* _Task directions_:
Repeat all the material exactly; pictures stay out of your copy.

* _Recorded information_:

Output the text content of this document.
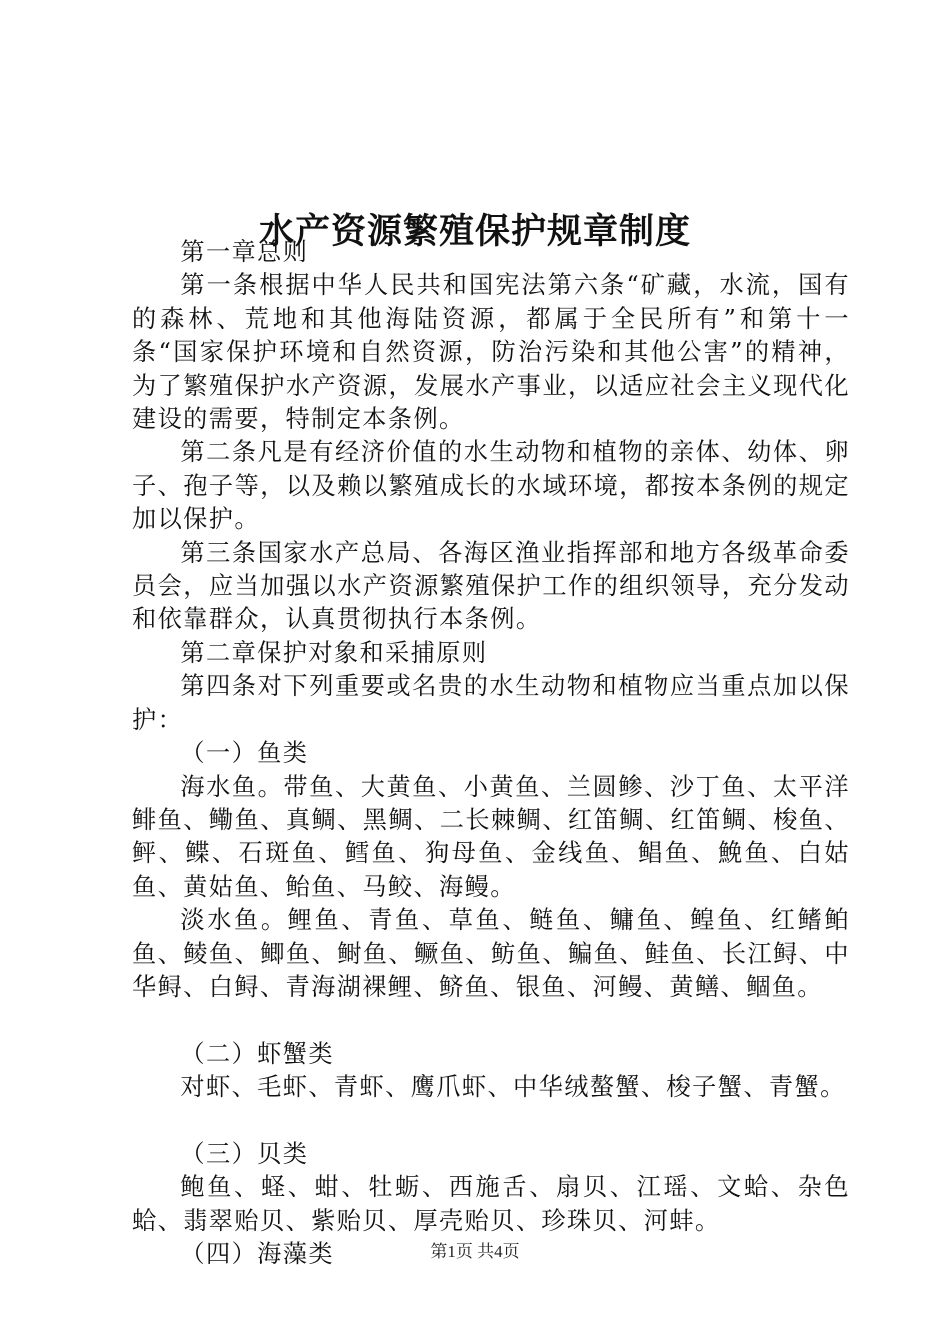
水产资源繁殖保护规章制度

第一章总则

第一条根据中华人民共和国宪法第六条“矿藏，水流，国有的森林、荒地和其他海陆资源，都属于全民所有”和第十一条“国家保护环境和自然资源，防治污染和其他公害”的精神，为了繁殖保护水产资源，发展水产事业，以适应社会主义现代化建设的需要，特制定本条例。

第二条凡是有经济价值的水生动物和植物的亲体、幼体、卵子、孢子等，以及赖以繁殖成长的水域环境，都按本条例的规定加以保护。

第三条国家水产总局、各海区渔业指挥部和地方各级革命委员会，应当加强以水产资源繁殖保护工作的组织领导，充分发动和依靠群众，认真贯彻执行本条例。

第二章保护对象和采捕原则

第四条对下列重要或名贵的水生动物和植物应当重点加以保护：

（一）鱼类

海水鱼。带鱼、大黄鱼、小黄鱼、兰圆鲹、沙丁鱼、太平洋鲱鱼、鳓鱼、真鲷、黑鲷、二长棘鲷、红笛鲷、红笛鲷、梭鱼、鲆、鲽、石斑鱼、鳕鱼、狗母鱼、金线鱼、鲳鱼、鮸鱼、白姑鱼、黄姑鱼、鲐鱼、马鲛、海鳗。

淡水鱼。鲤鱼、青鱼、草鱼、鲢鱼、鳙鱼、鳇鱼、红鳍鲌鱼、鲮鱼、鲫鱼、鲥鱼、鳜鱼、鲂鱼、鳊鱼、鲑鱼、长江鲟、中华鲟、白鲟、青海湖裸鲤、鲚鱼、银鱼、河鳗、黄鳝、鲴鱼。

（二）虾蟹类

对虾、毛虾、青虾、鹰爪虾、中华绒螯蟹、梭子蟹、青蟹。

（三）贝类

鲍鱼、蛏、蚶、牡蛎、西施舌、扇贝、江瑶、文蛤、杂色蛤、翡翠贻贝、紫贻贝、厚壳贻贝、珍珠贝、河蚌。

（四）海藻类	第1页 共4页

* _Exercise answer_:
Output the text content of this document.
水产资源繁殖保护规章制度

第一章总则

第一条根据中华人民共和国宪法第六条“矿藏，水流，国有的森林、荒地和其他海陆资源，都属于全民所有”和第十一条“国家保护环境和自然资源，防治污染和其他公害”的精神，为了繁殖保护水产资源，发展水产事业，以适应社会主义现代化建设的需要，特制定本条例。

第二条凡是有经济价值的水生动物和植物的亲体、幼体、卵子、孢子等，以及赖以繁殖成长的水域环境，都按本条例的规定加以保护。

第三条国家水产总局、各海区渔业指挥部和地方各级革命委员会，应当加强以水产资源繁殖保护工作的组织领导，充分发动和依靠群众，认真贯彻执行本条例。

第二章保护对象和采捕原则

第四条对下列重要或名贵的水生动物和植物应当重点加以保护：

（一）鱼类

海水鱼。带鱼、大黄鱼、小黄鱼、兰圆鲹、沙丁鱼、太平洋鲱鱼、鳓鱼、真鲷、黑鲷、二长棘鲷、红笛鲷、红笛鲷、梭鱼、鲆、鲽、石斑鱼、鳕鱼、狗母鱼、金线鱼、鲳鱼、鮸鱼、白姑鱼、黄姑鱼、鲐鱼、马鲛、海鳗。

淡水鱼。鲤鱼、青鱼、草鱼、鲢鱼、鳙鱼、鳇鱼、红鳍鲌鱼、鲮鱼、鲫鱼、鲥鱼、鳜鱼、鲂鱼、鳊鱼、鲑鱼、长江鲟、中华鲟、白鲟、青海湖裸鲤、鲚鱼、银鱼、河鳗、黄鳝、鲴鱼。

（二）虾蟹类

对虾、毛虾、青虾、鹰爪虾、中华绒螯蟹、梭子蟹、青蟹。

（三）贝类

鲍鱼、蛏、蚶、牡蛎、西施舌、扇贝、江瑶、文蛤、杂色蛤、翡翠贻贝、紫贻贝、厚壳贻贝、珍珠贝、河蚌。

（四）海藻类	第1页 共4页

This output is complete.